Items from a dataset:
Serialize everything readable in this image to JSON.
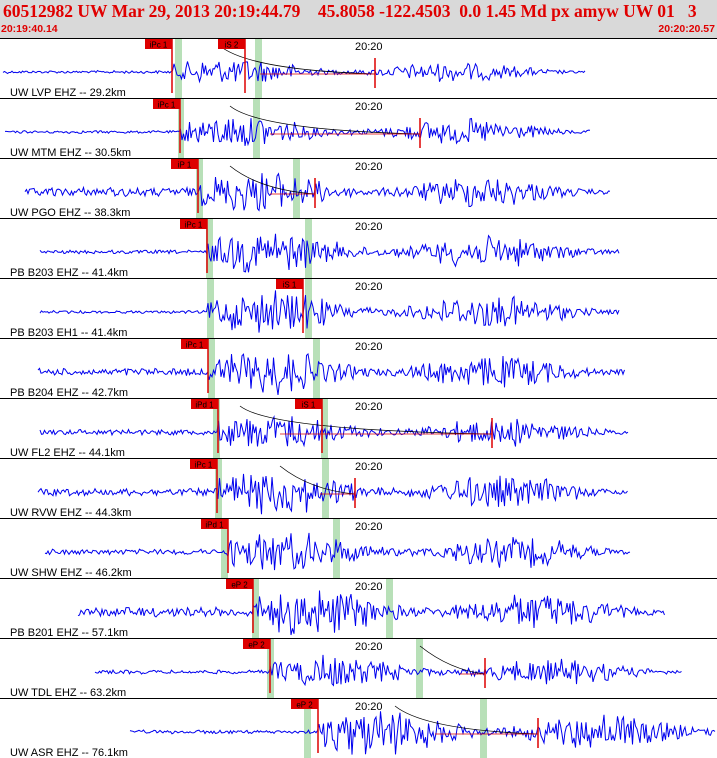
{
  "header": {
    "title": "60512982 UW Mar 29, 2013 20:19:44.79    45.8058 -122.4503  0.0 1.45 Md px amyw UW 01   3",
    "start_time": "20:19:40.14",
    "end_time": "20:20:20.57"
  },
  "minute_label": "20:20",
  "colors": {
    "trace": "#0000ee",
    "pick": "#dd0000",
    "coda": "#000000",
    "window": "#b8e0b8",
    "header_bg": "#d9d9d9",
    "header_text": "#e00000"
  },
  "traces": [
    {
      "label": "UW LVP EHZ -- 29.2km",
      "picks": [
        "iPc 1",
        "iS 2"
      ]
    },
    {
      "label": "UW MTM EHZ -- 30.5km",
      "picks": [
        "iPc 1"
      ]
    },
    {
      "label": "UW PGO EHZ -- 38.3km",
      "picks": [
        "iP 1"
      ]
    },
    {
      "label": "PB B203 EHZ -- 41.4km",
      "picks": [
        "iPc 1"
      ]
    },
    {
      "label": "PB B203 EH1 -- 41.4km",
      "picks": [
        "iS 1"
      ]
    },
    {
      "label": "PB B204 EHZ -- 42.7km",
      "picks": [
        "iPc 1"
      ]
    },
    {
      "label": "UW FL2 EHZ -- 44.1km",
      "picks": [
        "iPd 1",
        "iS 1"
      ]
    },
    {
      "label": "UW RVW EHZ -- 44.3km",
      "picks": [
        "iPc 1"
      ]
    },
    {
      "label": "UW SHW EHZ -- 46.2km",
      "picks": [
        "iPd 1"
      ]
    },
    {
      "label": "PB B201 EHZ -- 57.1km",
      "picks": [
        "eP 2"
      ]
    },
    {
      "label": "UW TDL EHZ -- 63.2km",
      "picks": [
        "eP 2"
      ]
    },
    {
      "label": "UW ASR EHZ -- 76.1km",
      "picks": [
        "eP 2"
      ]
    }
  ]
}
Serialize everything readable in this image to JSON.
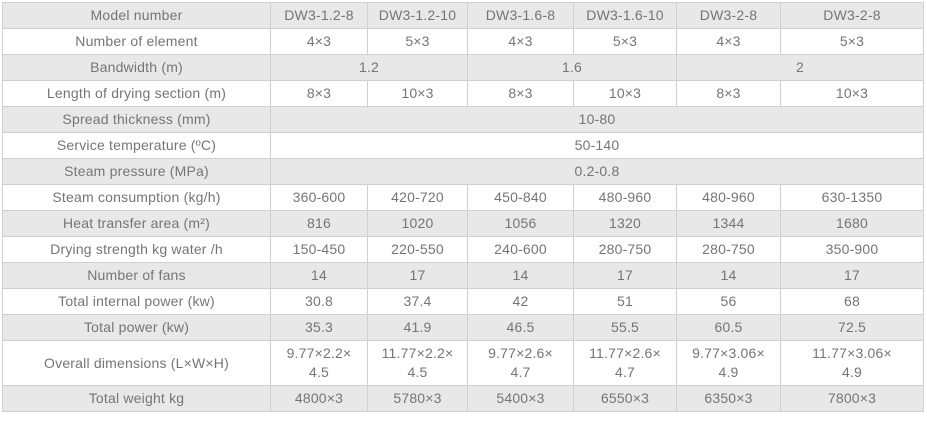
{
  "colors": {
    "row_stripe": "#e8e8e8",
    "row_white": "#ffffff",
    "border": "#d0d0d0",
    "text": "#757575",
    "page_bg": "#ffffff"
  },
  "table": {
    "rows": [
      {
        "label": "Model number",
        "cells": [
          "DW3-1.2-8",
          "DW3-1.2-10",
          "DW3-1.6-8",
          "DW3-1.6-10",
          "DW3-2-8",
          "DW3-2-8"
        ]
      },
      {
        "label": "Number of element",
        "cells": [
          "4×3",
          "5×3",
          "4×3",
          "5×3",
          "4×3",
          "5×3"
        ]
      },
      {
        "label": "Bandwidth (m)",
        "span": 2,
        "cells": [
          "1.2",
          "1.6",
          "2"
        ]
      },
      {
        "label": "Length of drying section (m)",
        "cells": [
          "8×3",
          "10×3",
          "8×3",
          "10×3",
          "8×3",
          "10×3"
        ]
      },
      {
        "label": "Spread thickness (mm)",
        "span": 6,
        "cells": [
          "10-80"
        ]
      },
      {
        "label": "Service temperature (ºC)",
        "span": 6,
        "cells": [
          "50-140"
        ]
      },
      {
        "label": "Steam pressure (MPa)",
        "span": 6,
        "cells": [
          "0.2-0.8"
        ]
      },
      {
        "label": "Steam consumption (kg/h)",
        "cells": [
          "360-600",
          "420-720",
          "450-840",
          "480-960",
          "480-960",
          "630-1350"
        ]
      },
      {
        "label": "Heat transfer area (m²)",
        "cells": [
          "816",
          "1020",
          "1056",
          "1320",
          "1344",
          "1680"
        ]
      },
      {
        "label": "Drying strength kg water /h",
        "cells": [
          "150-450",
          "220-550",
          "240-600",
          "280-750",
          "280-750",
          "350-900"
        ]
      },
      {
        "label": "Number of fans",
        "cells": [
          "14",
          "17",
          "14",
          "17",
          "14",
          "17"
        ]
      },
      {
        "label": "Total internal power (kw)",
        "cells": [
          "30.8",
          "37.4",
          "42",
          "51",
          "56",
          "68"
        ]
      },
      {
        "label": "Total power (kw)",
        "cells": [
          "35.3",
          "41.9",
          "46.5",
          "55.5",
          "60.5",
          "72.5"
        ]
      },
      {
        "label": "Overall dimensions (L×W×H)",
        "cells": [
          "9.77×2.2×\n4.5",
          "11.77×2.2×\n4.5",
          "9.77×2.6×\n4.7",
          "11.77×2.6×\n4.7",
          "9.77×3.06×\n4.9",
          "11.77×3.06×\n4.9"
        ]
      },
      {
        "label": "Total weight kg",
        "cells": [
          "4800×3",
          "5780×3",
          "5400×3",
          "6550×3",
          "6350×3",
          "7800×3"
        ]
      }
    ]
  }
}
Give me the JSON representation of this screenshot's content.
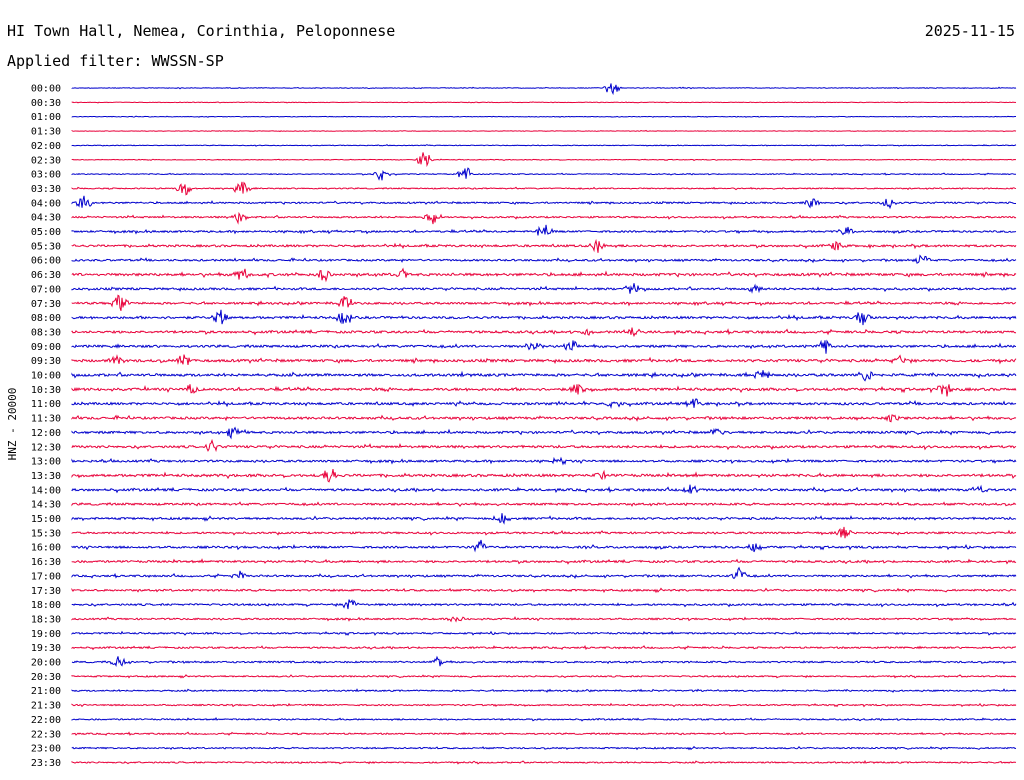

## Written instruction
Return the entries unchanged, save for the pictures, which do not belong in the copy.

## Worked solution
Serialize everything readable in this image to JSON.
{
  "header": {
    "title": "60512982 UW Mar 29, 2013 20:19:44.79    45.8058 -122.4503  0.0 1.45 Md px amyw UW 01   3",
    "start_time": "20:19:40.14",
    "end_time": "20:20:20.57"
  },
  "minute_label": "20:20",
  "colors": {
    "trace": "#0000ee",
    "pick": "#dd0000",
    "coda": "#000000",
    "window": "#b8e0b8",
    "header_bg": "#d9d9d9",
    "header_text": "#e00000"
  },
  "traces": [
    {
      "label": "UW LVP EHZ -- 29.2km",
      "picks": [
        "iPc 1",
        "iS 2"
      ]
    },
    {
      "label": "UW MTM EHZ -- 30.5km",
      "picks": [
        "iPc 1"
      ]
    },
    {
      "label": "UW PGO EHZ -- 38.3km",
      "picks": [
        "iP 1"
      ]
    },
    {
      "label": "PB B203 EHZ -- 41.4km",
      "picks": [
        "iPc 1"
      ]
    },
    {
      "label": "PB B203 EH1 -- 41.4km",
      "picks": [
        "iS 1"
      ]
    },
    {
      "label": "PB B204 EHZ -- 42.7km",
      "picks": [
        "iPc 1"
      ]
    },
    {
      "label": "UW FL2 EHZ -- 44.1km",
      "picks": [
        "iPd 1",
        "iS 1"
      ]
    },
    {
      "label": "UW RVW EHZ -- 44.3km",
      "picks": [
        "iPc 1"
      ]
    },
    {
      "label": "UW SHW EHZ -- 46.2km",
      "picks": [
        "iPd 1"
      ]
    },
    {
      "label": "PB B201 EHZ -- 57.1km",
      "picks": [
        "eP 2"
      ]
    },
    {
      "label": "UW TDL EHZ -- 63.2km",
      "picks": [
        "eP 2"
      ]
    },
    {
      "label": "UW ASR EHZ -- 76.1km",
      "picks": [
        "eP 2"
      ]
    }
  ]
}
Serialize everything readable in this image to JSON.
{
  "colors": {
    "row_stripe": "#e8e8e8",
    "row_white": "#ffffff",
    "border": "#d0d0d0",
    "text": "#757575",
    "page_bg": "#ffffff"
  },
  "table": {
    "rows": [
      {
        "label": "Model number",
        "cells": [
          "DW3-1.2-8",
          "DW3-1.2-10",
          "DW3-1.6-8",
          "DW3-1.6-10",
          "DW3-2-8",
          "DW3-2-8"
        ]
      },
      {
        "label": "Number of element",
        "cells": [
          "4×3",
          "5×3",
          "4×3",
          "5×3",
          "4×3",
          "5×3"
        ]
      },
      {
        "label": "Bandwidth (m)",
        "span": 2,
        "cells": [
          "1.2",
          "1.6",
          "2"
        ]
      },
      {
        "label": "Length of drying section (m)",
        "cells": [
          "8×3",
          "10×3",
          "8×3",
          "10×3",
          "8×3",
          "10×3"
        ]
      },
      {
        "label": "Spread thickness (mm)",
        "span": 6,
        "cells": [
          "10-80"
        ]
      },
      {
        "label": "Service temperature (ºC)",
        "span": 6,
        "cells": [
          "50-140"
        ]
      },
      {
        "label": "Steam pressure (MPa)",
        "span": 6,
        "cells": [
          "0.2-0.8"
        ]
      },
      {
        "label": "Steam consumption (kg/h)",
        "cells": [
          "360-600",
          "420-720",
          "450-840",
          "480-960",
          "480-960",
          "630-1350"
        ]
      },
      {
        "label": "Heat transfer area (m²)",
        "cells": [
          "816",
          "1020",
          "1056",
          "1320",
          "1344",
          "1680"
        ]
      },
      {
        "label": "Drying strength kg water /h",
        "cells": [
          "150-450",
          "220-550",
          "240-600",
          "280-750",
          "280-750",
          "350-900"
        ]
      },
      {
        "label": "Number of fans",
        "cells": [
          "14",
          "17",
          "14",
          "17",
          "14",
          "17"
        ]
      },
      {
        "label": "Total internal power (kw)",
        "cells": [
          "30.8",
          "37.4",
          "42",
          "51",
          "56",
          "68"
        ]
      },
      {
        "label": "Total power (kw)",
        "cells": [
          "35.3",
          "41.9",
          "46.5",
          "55.5",
          "60.5",
          "72.5"
        ]
      },
      {
        "label": "Overall dimensions (L×W×H)",
        "cells": [
          "9.77×2.2×\n4.5",
          "11.77×2.2×\n4.5",
          "9.77×2.6×\n4.7",
          "11.77×2.6×\n4.7",
          "9.77×3.06×\n4.9",
          "11.77×3.06×\n4.9"
        ]
      },
      {
        "label": "Total weight kg",
        "cells": [
          "4800×3",
          "5780×3",
          "5400×3",
          "6550×3",
          "6350×3",
          "7800×3"
        ]
      }
    ]
  }
}
Give me the JSON representation of this screenshot's content.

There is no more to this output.